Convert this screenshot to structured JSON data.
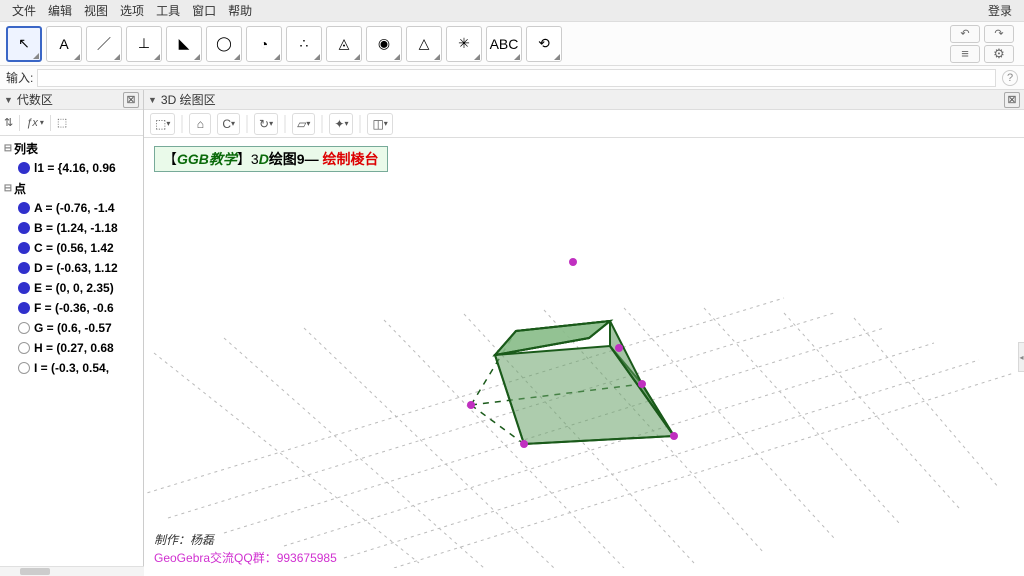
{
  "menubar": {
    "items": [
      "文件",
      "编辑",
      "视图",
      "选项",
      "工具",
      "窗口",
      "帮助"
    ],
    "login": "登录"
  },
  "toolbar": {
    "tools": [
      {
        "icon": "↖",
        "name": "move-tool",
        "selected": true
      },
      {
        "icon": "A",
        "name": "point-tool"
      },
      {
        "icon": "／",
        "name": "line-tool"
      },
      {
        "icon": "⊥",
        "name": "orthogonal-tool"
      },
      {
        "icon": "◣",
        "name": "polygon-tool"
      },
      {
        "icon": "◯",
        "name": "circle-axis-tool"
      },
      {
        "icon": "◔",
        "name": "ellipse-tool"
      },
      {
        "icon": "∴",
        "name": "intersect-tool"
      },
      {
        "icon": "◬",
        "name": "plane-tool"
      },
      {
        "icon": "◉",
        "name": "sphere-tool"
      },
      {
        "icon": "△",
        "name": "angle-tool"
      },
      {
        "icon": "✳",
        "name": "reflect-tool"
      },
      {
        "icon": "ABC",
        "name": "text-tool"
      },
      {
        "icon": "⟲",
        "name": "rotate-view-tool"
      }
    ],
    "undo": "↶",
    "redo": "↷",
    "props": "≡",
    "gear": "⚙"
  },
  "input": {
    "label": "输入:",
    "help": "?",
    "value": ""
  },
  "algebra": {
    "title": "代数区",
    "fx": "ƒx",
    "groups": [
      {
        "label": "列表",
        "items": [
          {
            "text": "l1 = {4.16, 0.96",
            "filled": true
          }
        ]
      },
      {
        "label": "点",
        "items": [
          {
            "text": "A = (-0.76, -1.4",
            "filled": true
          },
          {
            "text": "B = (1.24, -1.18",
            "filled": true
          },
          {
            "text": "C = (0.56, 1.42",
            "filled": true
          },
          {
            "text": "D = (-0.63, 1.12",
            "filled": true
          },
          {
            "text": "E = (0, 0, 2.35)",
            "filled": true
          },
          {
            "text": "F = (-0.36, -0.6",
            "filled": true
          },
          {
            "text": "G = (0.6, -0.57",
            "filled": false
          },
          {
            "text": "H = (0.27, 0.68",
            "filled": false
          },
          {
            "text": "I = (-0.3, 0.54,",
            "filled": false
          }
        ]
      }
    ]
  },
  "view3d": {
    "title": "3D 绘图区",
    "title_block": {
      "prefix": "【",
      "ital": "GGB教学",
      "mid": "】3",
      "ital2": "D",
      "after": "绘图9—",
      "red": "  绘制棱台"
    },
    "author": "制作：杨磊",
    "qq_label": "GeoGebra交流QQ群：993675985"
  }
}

####

* _Work instructions_
From the entries above, output every line exactly and omit any image.

* _Response_
Convert this screenshot to structured JSON data.
{
  "menubar": {
    "items": [
      "文件",
      "编辑",
      "视图",
      "选项",
      "工具",
      "窗口",
      "帮助"
    ],
    "login": "登录"
  },
  "toolbar": {
    "tools": [
      {
        "icon": "↖",
        "name": "move-tool",
        "selected": true
      },
      {
        "icon": "A",
        "name": "point-tool"
      },
      {
        "icon": "／",
        "name": "line-tool"
      },
      {
        "icon": "⊥",
        "name": "orthogonal-tool"
      },
      {
        "icon": "◣",
        "name": "polygon-tool"
      },
      {
        "icon": "◯",
        "name": "circle-axis-tool"
      },
      {
        "icon": "◔",
        "name": "ellipse-tool"
      },
      {
        "icon": "∴",
        "name": "intersect-tool"
      },
      {
        "icon": "◬",
        "name": "plane-tool"
      },
      {
        "icon": "◉",
        "name": "sphere-tool"
      },
      {
        "icon": "△",
        "name": "angle-tool"
      },
      {
        "icon": "✳",
        "name": "reflect-tool"
      },
      {
        "icon": "ABC",
        "name": "text-tool"
      },
      {
        "icon": "⟲",
        "name": "rotate-view-tool"
      }
    ],
    "undo": "↶",
    "redo": "↷",
    "props": "≡",
    "gear": "⚙"
  },
  "input": {
    "label": "输入:",
    "help": "?",
    "value": ""
  },
  "algebra": {
    "title": "代数区",
    "fx": "ƒx",
    "groups": [
      {
        "label": "列表",
        "items": [
          {
            "text": "l1 = {4.16, 0.96",
            "filled": true
          }
        ]
      },
      {
        "label": "点",
        "items": [
          {
            "text": "A = (-0.76, -1.4",
            "filled": true
          },
          {
            "text": "B = (1.24, -1.18",
            "filled": true
          },
          {
            "text": "C = (0.56, 1.42",
            "filled": true
          },
          {
            "text": "D = (-0.63, 1.12",
            "filled": true
          },
          {
            "text": "E = (0, 0, 2.35)",
            "filled": true
          },
          {
            "text": "F = (-0.36, -0.6",
            "filled": true
          },
          {
            "text": "G = (0.6, -0.57",
            "filled": false
          },
          {
            "text": "H = (0.27, 0.68",
            "filled": false
          },
          {
            "text": "I = (-0.3, 0.54,",
            "filled": false
          }
        ]
      }
    ]
  },
  "view3d": {
    "title": "3D 绘图区",
    "title_block": {
      "prefix": "【",
      "ital": "GGB教学",
      "mid": "】3",
      "ital2": "D",
      "after": "绘图9—",
      "red": "  绘制棱台"
    },
    "author": "制作：杨磊",
    "qq_label": "GeoGebra交流QQ群：993675985"
  }
}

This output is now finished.